═════ SUPPLIED DATA ═════

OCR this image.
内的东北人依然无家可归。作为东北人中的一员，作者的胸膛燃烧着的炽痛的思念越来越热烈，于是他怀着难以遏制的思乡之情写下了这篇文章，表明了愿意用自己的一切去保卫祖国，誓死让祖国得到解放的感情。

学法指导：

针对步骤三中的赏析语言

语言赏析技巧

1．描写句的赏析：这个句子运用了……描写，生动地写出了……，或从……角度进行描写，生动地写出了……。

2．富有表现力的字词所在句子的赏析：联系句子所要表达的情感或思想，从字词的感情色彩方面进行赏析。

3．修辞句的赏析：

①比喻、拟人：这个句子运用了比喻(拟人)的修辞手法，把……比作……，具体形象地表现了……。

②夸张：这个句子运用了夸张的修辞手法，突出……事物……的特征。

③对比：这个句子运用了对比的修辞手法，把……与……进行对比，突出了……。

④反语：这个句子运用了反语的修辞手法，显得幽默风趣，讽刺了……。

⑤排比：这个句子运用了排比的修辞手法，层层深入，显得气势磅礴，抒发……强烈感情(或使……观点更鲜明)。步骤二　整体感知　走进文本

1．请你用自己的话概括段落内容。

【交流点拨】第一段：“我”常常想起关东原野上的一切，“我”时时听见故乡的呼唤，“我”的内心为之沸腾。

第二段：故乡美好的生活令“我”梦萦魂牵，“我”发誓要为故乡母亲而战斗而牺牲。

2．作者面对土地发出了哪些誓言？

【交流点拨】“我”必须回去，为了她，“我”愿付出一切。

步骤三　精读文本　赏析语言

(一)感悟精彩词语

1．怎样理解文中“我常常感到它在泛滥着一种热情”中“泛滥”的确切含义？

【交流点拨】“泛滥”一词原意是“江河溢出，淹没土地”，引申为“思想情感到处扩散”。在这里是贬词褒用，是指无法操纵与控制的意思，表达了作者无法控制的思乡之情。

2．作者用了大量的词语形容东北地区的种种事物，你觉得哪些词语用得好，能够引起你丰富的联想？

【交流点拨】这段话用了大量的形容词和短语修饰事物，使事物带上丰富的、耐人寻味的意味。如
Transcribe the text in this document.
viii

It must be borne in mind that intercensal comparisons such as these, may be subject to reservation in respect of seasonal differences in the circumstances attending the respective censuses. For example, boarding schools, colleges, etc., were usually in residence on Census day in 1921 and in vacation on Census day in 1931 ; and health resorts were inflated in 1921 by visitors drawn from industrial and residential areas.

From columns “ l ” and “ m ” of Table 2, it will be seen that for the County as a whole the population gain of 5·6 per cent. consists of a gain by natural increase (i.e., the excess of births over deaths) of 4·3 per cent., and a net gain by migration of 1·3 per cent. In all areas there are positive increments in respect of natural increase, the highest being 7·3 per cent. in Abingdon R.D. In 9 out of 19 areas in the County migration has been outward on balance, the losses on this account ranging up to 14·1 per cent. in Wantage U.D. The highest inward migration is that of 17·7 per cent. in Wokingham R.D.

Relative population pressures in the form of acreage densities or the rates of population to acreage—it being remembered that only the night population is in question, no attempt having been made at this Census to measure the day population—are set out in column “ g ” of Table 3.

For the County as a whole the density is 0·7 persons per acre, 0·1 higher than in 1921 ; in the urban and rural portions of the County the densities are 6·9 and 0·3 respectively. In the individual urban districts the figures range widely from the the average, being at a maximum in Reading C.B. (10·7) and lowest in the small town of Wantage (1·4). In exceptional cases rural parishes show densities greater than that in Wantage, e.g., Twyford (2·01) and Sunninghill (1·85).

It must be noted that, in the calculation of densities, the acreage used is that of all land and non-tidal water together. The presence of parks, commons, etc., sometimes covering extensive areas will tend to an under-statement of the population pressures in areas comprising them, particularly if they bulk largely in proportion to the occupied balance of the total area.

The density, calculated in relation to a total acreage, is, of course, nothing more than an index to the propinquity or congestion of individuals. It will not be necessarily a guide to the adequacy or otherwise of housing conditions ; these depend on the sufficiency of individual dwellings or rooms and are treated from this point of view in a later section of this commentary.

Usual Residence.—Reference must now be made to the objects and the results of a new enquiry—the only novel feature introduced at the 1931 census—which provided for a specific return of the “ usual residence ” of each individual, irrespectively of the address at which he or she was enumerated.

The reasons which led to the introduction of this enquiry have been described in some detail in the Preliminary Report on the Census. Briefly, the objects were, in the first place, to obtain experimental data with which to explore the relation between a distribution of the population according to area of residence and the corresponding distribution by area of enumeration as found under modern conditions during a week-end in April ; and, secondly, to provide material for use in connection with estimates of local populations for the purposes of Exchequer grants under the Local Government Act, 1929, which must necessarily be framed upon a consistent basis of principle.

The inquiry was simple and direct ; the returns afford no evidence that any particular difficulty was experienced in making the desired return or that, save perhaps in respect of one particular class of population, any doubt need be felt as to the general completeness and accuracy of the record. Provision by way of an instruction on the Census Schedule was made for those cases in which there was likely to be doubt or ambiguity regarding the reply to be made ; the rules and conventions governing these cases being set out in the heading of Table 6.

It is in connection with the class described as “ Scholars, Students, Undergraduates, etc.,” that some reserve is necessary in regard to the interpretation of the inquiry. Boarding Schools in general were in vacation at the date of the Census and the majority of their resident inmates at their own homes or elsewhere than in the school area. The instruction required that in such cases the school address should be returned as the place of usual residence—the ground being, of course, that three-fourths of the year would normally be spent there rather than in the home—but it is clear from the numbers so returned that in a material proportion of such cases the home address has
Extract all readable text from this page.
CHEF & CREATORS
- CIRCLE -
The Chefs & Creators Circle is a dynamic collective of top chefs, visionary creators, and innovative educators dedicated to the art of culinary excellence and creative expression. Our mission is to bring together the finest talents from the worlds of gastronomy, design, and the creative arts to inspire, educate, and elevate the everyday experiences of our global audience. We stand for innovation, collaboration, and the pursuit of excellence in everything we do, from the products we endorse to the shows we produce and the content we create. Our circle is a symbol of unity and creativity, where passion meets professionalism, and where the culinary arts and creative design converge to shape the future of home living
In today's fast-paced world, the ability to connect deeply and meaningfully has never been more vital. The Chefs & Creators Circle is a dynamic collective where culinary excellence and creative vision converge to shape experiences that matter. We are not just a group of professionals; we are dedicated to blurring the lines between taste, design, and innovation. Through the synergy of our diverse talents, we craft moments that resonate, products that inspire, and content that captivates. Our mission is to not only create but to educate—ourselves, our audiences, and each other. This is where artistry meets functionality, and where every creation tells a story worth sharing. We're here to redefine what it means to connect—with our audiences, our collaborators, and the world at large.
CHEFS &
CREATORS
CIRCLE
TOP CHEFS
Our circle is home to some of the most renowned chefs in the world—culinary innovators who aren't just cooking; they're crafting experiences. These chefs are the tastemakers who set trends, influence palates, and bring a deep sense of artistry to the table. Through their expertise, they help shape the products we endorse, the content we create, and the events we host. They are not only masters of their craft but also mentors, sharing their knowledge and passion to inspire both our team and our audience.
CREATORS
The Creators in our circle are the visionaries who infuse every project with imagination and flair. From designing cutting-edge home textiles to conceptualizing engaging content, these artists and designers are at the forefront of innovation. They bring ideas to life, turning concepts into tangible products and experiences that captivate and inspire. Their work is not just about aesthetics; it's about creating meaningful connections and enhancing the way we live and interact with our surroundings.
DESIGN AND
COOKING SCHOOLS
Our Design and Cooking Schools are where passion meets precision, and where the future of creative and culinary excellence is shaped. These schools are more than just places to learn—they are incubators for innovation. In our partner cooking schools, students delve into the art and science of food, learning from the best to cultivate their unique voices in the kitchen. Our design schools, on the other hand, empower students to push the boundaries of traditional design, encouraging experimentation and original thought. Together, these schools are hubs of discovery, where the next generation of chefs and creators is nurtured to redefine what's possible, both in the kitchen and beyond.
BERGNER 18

═════

GIVEN TASK: Output all records verbatim.

CORRECT ANSWER:
OCR this image.
内的东北人依然无家可归。作为东北人中的一员，作者的胸膛燃烧着的炽痛的思念越来越热烈，于是他怀着难以遏制的思乡之情写下了这篇文章，表明了愿意用自己的一切去保卫祖国，誓死让祖国得到解放的感情。

学法指导：

针对步骤三中的赏析语言

语言赏析技巧

1．描写句的赏析：这个句子运用了……描写，生动地写出了……，或从……角度进行描写，生动地写出了……。

2．富有表现力的字词所在句子的赏析：联系句子所要表达的情感或思想，从字词的感情色彩方面进行赏析。

3．修辞句的赏析：

①比喻、拟人：这个句子运用了比喻(拟人)的修辞手法，把……比作……，具体形象地表现了……。

②夸张：这个句子运用了夸张的修辞手法，突出……事物……的特征。

③对比：这个句子运用了对比的修辞手法，把……与……进行对比，突出了……。

④反语：这个句子运用了反语的修辞手法，显得幽默风趣，讽刺了……。

⑤排比：这个句子运用了排比的修辞手法，层层深入，显得气势磅礴，抒发……强烈感情(或使……观点更鲜明)。步骤二　整体感知　走进文本

1．请你用自己的话概括段落内容。

【交流点拨】第一段：“我”常常想起关东原野上的一切，“我”时时听见故乡的呼唤，“我”的内心为之沸腾。

第二段：故乡美好的生活令“我”梦萦魂牵，“我”发誓要为故乡母亲而战斗而牺牲。

2．作者面对土地发出了哪些誓言？

【交流点拨】“我”必须回去，为了她，“我”愿付出一切。

步骤三　精读文本　赏析语言

(一)感悟精彩词语

1．怎样理解文中“我常常感到它在泛滥着一种热情”中“泛滥”的确切含义？

【交流点拨】“泛滥”一词原意是“江河溢出，淹没土地”，引申为“思想情感到处扩散”。在这里是贬词褒用，是指无法操纵与控制的意思，表达了作者无法控制的思乡之情。

2．作者用了大量的词语形容东北地区的种种事物，你觉得哪些词语用得好，能够引起你丰富的联想？

【交流点拨】这段话用了大量的形容词和短语修饰事物，使事物带上丰富的、耐人寻味的意味。如
Transcribe the text in this document.
viii

It must be borne in mind that intercensal comparisons such as these, may be subject to reservation in respect of seasonal differences in the circumstances attending the respective censuses. For example, boarding schools, colleges, etc., were usually in residence on Census day in 1921 and in vacation on Census day in 1931 ; and health resorts were inflated in 1921 by visitors drawn from industrial and residential areas.

From columns “ l ” and “ m ” of Table 2, it will be seen that for the County as a whole the population gain of 5·6 per cent. consists of a gain by natural increase (i.e., the excess of births over deaths) of 4·3 per cent., and a net gain by migration of 1·3 per cent. In all areas there are positive increments in respect of natural increase, the highest being 7·3 per cent. in Abingdon R.D. In 9 out of 19 areas in the County migration has been outward on balance, the losses on this account ranging up to 14·1 per cent. in Wantage U.D. The highest inward migration is that of 17·7 per cent. in Wokingham R.D.

Relative population pressures in the form of acreage densities or the rates of population to acreage—it being remembered that only the night population is in question, no attempt having been made at this Census to measure the day population—are set out in column “ g ” of Table 3.

For the County as a whole the density is 0·7 persons per acre, 0·1 higher than in 1921 ; in the urban and rural portions of the County the densities are 6·9 and 0·3 respectively. In the individual urban districts the figures range widely from the the average, being at a maximum in Reading C.B. (10·7) and lowest in the small town of Wantage (1·4). In exceptional cases rural parishes show densities greater than that in Wantage, e.g., Twyford (2·01) and Sunninghill (1·85).

It must be noted that, in the calculation of densities, the acreage used is that of all land and non-tidal water together. The presence of parks, commons, etc., sometimes covering extensive areas will tend to an under-statement of the population pressures in areas comprising them, particularly if they bulk largely in proportion to the occupied balance of the total area.

The density, calculated in relation to a total acreage, is, of course, nothing more than an index to the propinquity or congestion of individuals. It will not be necessarily a guide to the adequacy or otherwise of housing conditions ; these depend on the sufficiency of individual dwellings or rooms and are treated from this point of view in a later section of this commentary.

Usual Residence.—Reference must now be made to the objects and the results of a new enquiry—the only novel feature introduced at the 1931 census—which provided for a specific return of the “ usual residence ” of each individual, irrespectively of the address at which he or she was enumerated.

The reasons which led to the introduction of this enquiry have been described in some detail in the Preliminary Report on the Census. Briefly, the objects were, in the first place, to obtain experimental data with which to explore the relation between a distribution of the population according to area of residence and the corresponding distribution by area of enumeration as found under modern conditions during a week-end in April ; and, secondly, to provide material for use in connection with estimates of local populations for the purposes of Exchequer grants under the Local Government Act, 1929, which must necessarily be framed upon a consistent basis of principle.

The inquiry was simple and direct ; the returns afford no evidence that any particular difficulty was experienced in making the desired return or that, save perhaps in respect of one particular class of population, any doubt need be felt as to the general completeness and accuracy of the record. Provision by way of an instruction on the Census Schedule was made for those cases in which there was likely to be doubt or ambiguity regarding the reply to be made ; the rules and conventions governing these cases being set out in the heading of Table 6.

It is in connection with the class described as “ Scholars, Students, Undergraduates, etc.,” that some reserve is necessary in regard to the interpretation of the inquiry. Boarding Schools in general were in vacation at the date of the Census and the majority of their resident inmates at their own homes or elsewhere than in the school area. The instruction required that in such cases the school address should be returned as the place of usual residence—the ground being, of course, that three-fourths of the year would normally be spent there rather than in the home—but it is clear from the numbers so returned that in a material proportion of such cases the home address has
Extract all readable text from this page.
CHEF & CREATORS
- CIRCLE -
The Chefs & Creators Circle is a dynamic collective of top chefs, visionary creators, and innovative educators dedicated to the art of culinary excellence and creative expression. Our mission is to bring together the finest talents from the worlds of gastronomy, design, and the creative arts to inspire, educate, and elevate the everyday experiences of our global audience. We stand for innovation, collaboration, and the pursuit of excellence in everything we do, from the products we endorse to the shows we produce and the content we create. Our circle is a symbol of unity and creativity, where passion meets professionalism, and where the culinary arts and creative design converge to shape the future of home living
In today's fast-paced world, the ability to connect deeply and meaningfully has never been more vital. The Chefs & Creators Circle is a dynamic collective where culinary excellence and creative vision converge to shape experiences that matter. We are not just a group of professionals; we are dedicated to blurring the lines between taste, design, and innovation. Through the synergy of our diverse talents, we craft moments that resonate, products that inspire, and content that captivates. Our mission is to not only create but to educate—ourselves, our audiences, and each other. This is where artistry meets functionality, and where every creation tells a story worth sharing. We're here to redefine what it means to connect—with our audiences, our collaborators, and the world at large.
CHEFS &
CREATORS
CIRCLE
TOP CHEFS
Our circle is home to some of the most renowned chefs in the world—culinary innovators who aren't just cooking; they're crafting experiences. These chefs are the tastemakers who set trends, influence palates, and bring a deep sense of artistry to the table. Through their expertise, they help shape the products we endorse, the content we create, and the events we host. They are not only masters of their craft but also mentors, sharing their knowledge and passion to inspire both our team and our audience.
CREATORS
The Creators in our circle are the visionaries who infuse every project with imagination and flair. From designing cutting-edge home textiles to conceptualizing engaging content, these artists and designers are at the forefront of innovation. They bring ideas to life, turning concepts into tangible products and experiences that captivate and inspire. Their work is not just about aesthetics; it's about creating meaningful connections and enhancing the way we live and interact with our surroundings.
DESIGN AND
COOKING SCHOOLS
Our Design and Cooking Schools are where passion meets precision, and where the future of creative and culinary excellence is shaped. These schools are more than just places to learn—they are incubators for innovation. In our partner cooking schools, students delve into the art and science of food, learning from the best to cultivate their unique voices in the kitchen. Our design schools, on the other hand, empower students to push the boundaries of traditional design, encouraging experimentation and original thought. Together, these schools are hubs of discovery, where the next generation of chefs and creators is nurtured to redefine what's possible, both in the kitchen and beyond.
BERGNER 18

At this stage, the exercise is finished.